WRITTEN EXERCISE:
Among the lines below, count those containing the word "JSON". Give the number only.

[Dataset rows]
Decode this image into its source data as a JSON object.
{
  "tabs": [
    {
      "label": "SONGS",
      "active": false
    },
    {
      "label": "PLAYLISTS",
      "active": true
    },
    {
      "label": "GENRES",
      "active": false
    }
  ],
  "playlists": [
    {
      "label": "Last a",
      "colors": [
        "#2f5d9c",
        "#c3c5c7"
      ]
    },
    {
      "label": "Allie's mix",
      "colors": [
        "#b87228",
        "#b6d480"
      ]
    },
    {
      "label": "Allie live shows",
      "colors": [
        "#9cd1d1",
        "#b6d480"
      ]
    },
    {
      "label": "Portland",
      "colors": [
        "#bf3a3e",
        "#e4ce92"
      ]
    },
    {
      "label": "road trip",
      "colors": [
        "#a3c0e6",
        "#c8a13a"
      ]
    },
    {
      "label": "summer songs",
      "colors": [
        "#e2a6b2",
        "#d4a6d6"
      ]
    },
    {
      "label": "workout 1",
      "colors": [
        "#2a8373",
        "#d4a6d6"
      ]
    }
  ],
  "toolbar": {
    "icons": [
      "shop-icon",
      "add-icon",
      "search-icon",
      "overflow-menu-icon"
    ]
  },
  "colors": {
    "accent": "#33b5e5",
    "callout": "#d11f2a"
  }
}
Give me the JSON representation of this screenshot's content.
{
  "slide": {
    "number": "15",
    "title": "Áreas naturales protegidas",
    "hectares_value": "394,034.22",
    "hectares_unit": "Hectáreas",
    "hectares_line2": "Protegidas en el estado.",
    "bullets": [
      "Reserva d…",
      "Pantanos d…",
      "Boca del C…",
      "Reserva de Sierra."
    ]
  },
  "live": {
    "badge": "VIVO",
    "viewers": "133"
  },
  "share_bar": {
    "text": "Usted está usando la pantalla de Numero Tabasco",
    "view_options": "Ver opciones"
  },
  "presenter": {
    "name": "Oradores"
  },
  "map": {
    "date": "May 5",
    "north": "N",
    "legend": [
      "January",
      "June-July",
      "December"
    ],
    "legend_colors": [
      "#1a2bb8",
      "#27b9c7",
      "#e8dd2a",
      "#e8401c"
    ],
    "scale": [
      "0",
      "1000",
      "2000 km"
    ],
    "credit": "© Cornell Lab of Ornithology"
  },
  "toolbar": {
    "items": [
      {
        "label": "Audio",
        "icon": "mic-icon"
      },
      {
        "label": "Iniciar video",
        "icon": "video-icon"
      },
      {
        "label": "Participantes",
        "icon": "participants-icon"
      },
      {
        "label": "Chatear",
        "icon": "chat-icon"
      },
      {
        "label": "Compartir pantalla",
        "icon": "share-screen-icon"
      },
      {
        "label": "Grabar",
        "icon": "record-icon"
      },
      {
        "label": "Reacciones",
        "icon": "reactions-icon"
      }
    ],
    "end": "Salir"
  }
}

RESULT OF THE TASK:
2